===== DATA RECORDS =====
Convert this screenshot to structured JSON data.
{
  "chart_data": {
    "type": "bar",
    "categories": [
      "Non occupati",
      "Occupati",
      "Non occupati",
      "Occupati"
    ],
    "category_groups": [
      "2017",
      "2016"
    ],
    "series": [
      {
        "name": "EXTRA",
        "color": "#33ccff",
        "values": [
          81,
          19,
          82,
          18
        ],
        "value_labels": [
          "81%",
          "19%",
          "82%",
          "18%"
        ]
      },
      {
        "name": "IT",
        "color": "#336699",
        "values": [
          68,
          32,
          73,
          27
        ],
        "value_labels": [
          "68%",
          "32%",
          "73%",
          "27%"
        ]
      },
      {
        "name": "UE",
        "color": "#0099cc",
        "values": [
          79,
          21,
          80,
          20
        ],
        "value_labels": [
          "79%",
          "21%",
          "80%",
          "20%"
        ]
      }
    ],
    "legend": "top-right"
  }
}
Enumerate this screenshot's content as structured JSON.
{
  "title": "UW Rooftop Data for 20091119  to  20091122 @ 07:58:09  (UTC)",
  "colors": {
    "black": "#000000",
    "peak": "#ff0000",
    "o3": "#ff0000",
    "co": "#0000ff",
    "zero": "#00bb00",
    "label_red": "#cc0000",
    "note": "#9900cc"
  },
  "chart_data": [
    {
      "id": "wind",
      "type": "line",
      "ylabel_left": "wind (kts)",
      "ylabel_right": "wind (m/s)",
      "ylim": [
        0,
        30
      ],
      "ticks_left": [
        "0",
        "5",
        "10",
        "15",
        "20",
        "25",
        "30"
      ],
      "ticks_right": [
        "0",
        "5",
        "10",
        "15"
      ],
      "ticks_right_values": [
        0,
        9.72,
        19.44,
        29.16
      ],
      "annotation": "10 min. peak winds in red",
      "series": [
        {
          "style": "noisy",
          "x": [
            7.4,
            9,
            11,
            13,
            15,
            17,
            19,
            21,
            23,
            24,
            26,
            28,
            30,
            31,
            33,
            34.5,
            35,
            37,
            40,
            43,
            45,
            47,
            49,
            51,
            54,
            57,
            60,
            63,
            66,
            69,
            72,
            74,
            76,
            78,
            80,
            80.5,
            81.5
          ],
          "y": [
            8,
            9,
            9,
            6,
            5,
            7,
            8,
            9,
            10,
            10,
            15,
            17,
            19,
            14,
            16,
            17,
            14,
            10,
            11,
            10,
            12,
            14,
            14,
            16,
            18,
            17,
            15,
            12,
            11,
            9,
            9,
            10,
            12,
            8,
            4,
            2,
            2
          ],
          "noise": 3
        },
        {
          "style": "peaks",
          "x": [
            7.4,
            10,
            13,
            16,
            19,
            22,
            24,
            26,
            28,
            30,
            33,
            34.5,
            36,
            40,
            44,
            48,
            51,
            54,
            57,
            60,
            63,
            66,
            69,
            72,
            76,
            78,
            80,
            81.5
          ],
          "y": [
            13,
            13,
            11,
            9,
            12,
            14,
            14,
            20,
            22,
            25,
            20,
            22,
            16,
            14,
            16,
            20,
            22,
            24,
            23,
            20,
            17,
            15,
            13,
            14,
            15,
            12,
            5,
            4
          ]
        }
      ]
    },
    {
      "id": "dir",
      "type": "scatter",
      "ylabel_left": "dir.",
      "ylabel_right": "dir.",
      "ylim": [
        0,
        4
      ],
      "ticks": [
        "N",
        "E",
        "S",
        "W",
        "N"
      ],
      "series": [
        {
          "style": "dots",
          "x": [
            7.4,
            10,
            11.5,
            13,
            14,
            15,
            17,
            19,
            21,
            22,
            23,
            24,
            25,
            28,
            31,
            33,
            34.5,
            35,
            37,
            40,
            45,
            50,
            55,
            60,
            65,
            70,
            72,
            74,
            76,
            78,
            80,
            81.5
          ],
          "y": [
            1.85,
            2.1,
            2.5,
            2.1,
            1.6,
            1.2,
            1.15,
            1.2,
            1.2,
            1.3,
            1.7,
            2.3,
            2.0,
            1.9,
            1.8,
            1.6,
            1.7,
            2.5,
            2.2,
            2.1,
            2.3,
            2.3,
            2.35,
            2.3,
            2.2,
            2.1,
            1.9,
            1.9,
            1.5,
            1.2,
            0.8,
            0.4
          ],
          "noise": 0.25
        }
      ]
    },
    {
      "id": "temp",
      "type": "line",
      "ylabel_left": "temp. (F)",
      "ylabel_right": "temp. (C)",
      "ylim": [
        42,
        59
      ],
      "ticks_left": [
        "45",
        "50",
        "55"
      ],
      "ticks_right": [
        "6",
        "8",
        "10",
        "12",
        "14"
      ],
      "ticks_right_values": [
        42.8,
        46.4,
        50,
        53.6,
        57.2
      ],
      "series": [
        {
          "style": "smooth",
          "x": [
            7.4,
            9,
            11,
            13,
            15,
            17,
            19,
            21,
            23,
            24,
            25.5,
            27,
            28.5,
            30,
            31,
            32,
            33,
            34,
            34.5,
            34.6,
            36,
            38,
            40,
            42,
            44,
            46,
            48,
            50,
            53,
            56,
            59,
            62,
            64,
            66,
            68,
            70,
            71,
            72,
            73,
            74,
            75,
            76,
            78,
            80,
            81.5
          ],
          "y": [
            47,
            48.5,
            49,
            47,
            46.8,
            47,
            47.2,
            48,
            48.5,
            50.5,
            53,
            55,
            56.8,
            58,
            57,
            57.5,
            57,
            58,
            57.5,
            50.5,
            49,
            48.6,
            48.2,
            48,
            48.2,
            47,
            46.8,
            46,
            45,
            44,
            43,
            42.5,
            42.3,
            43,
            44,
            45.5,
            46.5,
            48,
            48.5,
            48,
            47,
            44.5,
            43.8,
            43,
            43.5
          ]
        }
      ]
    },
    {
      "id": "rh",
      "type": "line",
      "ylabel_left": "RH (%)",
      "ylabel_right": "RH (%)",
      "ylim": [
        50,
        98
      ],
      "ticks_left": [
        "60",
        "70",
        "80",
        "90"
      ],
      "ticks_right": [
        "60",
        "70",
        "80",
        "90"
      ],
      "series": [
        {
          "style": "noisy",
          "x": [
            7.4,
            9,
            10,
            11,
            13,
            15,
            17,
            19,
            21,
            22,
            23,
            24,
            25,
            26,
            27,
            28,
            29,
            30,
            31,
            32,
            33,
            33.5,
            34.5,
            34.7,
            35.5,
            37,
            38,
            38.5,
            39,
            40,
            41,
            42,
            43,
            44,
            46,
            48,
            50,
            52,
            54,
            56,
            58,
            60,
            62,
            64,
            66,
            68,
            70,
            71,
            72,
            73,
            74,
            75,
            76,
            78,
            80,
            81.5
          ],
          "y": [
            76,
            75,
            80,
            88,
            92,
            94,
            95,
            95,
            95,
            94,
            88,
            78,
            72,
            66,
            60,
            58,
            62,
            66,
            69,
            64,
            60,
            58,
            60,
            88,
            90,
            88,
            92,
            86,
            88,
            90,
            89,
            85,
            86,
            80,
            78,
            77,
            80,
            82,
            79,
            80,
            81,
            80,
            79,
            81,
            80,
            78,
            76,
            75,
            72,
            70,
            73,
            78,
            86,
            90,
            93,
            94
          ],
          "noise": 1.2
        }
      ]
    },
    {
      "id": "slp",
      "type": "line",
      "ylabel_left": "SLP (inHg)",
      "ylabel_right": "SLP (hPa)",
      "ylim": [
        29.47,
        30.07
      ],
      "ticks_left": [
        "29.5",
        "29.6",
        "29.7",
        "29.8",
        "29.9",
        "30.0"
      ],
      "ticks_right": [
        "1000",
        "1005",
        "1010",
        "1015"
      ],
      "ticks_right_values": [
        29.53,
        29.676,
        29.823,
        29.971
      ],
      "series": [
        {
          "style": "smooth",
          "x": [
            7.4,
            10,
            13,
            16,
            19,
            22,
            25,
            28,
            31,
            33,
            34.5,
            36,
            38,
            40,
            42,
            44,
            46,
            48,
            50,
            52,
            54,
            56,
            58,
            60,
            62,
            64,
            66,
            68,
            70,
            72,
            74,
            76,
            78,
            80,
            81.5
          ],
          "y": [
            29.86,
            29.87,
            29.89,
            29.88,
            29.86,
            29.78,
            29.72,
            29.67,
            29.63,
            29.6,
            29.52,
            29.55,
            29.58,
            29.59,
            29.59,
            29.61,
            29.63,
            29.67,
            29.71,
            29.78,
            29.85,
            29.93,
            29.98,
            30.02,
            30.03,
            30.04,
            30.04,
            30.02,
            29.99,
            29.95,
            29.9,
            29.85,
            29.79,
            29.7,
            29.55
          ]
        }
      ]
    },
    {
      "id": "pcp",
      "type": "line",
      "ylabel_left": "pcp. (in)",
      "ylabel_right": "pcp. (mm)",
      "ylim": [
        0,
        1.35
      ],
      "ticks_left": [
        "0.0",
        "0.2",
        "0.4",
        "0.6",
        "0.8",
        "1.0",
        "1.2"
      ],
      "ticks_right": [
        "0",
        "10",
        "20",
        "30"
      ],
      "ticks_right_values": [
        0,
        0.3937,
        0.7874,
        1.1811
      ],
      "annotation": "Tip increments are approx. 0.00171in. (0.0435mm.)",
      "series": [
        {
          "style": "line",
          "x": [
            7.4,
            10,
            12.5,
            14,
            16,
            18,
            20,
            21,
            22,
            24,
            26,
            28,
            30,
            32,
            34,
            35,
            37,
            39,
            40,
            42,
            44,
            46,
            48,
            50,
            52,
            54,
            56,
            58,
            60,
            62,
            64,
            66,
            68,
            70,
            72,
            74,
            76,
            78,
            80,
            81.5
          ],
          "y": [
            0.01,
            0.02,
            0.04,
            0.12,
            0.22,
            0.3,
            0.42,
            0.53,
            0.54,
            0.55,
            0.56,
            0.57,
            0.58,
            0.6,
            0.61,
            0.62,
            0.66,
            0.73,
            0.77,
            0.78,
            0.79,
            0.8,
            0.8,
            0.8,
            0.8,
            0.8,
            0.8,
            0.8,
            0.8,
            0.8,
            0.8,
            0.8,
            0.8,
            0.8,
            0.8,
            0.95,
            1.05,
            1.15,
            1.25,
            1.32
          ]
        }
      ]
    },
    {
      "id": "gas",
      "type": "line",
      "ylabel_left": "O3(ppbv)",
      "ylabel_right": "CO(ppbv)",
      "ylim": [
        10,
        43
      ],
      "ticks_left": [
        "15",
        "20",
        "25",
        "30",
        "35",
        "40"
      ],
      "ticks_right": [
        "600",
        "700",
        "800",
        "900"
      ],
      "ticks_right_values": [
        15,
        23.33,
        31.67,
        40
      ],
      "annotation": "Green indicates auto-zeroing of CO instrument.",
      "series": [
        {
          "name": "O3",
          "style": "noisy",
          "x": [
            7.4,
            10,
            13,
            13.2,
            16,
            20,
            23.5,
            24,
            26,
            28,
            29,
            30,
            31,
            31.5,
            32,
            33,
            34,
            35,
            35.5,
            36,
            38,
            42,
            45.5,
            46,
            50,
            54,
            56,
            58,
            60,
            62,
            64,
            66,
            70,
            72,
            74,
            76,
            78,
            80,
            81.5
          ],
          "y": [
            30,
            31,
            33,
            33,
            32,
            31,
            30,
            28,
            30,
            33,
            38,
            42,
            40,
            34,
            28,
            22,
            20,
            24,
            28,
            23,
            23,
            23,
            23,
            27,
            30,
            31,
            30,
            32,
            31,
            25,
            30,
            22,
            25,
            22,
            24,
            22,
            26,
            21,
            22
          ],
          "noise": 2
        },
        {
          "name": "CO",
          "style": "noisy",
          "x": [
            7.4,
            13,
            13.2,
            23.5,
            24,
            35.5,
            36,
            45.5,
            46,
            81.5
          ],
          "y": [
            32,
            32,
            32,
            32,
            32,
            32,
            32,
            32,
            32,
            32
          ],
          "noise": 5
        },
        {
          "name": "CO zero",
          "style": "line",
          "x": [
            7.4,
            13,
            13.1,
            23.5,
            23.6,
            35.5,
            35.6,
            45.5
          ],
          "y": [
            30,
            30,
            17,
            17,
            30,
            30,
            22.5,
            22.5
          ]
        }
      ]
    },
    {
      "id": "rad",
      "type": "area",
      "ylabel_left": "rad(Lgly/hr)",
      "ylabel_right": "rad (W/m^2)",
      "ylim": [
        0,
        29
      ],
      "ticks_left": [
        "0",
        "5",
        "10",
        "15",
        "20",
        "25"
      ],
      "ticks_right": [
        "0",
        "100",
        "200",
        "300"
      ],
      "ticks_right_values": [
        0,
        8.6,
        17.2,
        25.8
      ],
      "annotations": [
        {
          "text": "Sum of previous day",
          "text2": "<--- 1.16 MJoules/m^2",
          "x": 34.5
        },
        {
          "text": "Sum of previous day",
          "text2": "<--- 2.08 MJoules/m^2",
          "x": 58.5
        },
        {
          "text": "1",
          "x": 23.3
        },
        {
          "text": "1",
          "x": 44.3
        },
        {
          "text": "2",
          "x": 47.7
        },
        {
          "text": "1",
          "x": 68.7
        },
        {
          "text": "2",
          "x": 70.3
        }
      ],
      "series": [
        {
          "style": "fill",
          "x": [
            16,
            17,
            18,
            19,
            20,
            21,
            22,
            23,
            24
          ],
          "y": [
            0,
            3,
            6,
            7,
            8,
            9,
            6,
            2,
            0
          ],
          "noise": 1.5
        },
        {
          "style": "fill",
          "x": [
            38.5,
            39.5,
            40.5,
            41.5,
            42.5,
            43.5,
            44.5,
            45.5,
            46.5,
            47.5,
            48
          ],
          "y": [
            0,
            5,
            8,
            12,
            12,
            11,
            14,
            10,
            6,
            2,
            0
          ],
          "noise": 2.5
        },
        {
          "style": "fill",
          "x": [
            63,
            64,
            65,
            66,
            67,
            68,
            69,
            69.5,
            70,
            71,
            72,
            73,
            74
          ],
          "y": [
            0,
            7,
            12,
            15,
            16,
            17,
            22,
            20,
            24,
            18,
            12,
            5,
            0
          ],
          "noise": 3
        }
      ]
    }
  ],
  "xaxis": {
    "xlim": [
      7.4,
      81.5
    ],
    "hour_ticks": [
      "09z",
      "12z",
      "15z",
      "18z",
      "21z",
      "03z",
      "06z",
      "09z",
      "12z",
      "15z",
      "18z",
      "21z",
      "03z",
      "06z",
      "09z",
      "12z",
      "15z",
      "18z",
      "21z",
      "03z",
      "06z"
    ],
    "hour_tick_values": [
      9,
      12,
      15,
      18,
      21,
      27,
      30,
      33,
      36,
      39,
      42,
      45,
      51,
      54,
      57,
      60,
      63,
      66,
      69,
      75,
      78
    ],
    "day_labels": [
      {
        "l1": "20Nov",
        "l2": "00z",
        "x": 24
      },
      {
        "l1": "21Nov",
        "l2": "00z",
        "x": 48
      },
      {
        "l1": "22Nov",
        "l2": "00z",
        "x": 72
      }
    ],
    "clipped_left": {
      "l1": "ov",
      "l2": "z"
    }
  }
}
=====
*SET TASK:*
Return all lines containing "JSON".

*PROBLEM SOLUTION:*
Convert this screenshot to structured JSON data.
Enumerate this screenshot's content as structured JSON.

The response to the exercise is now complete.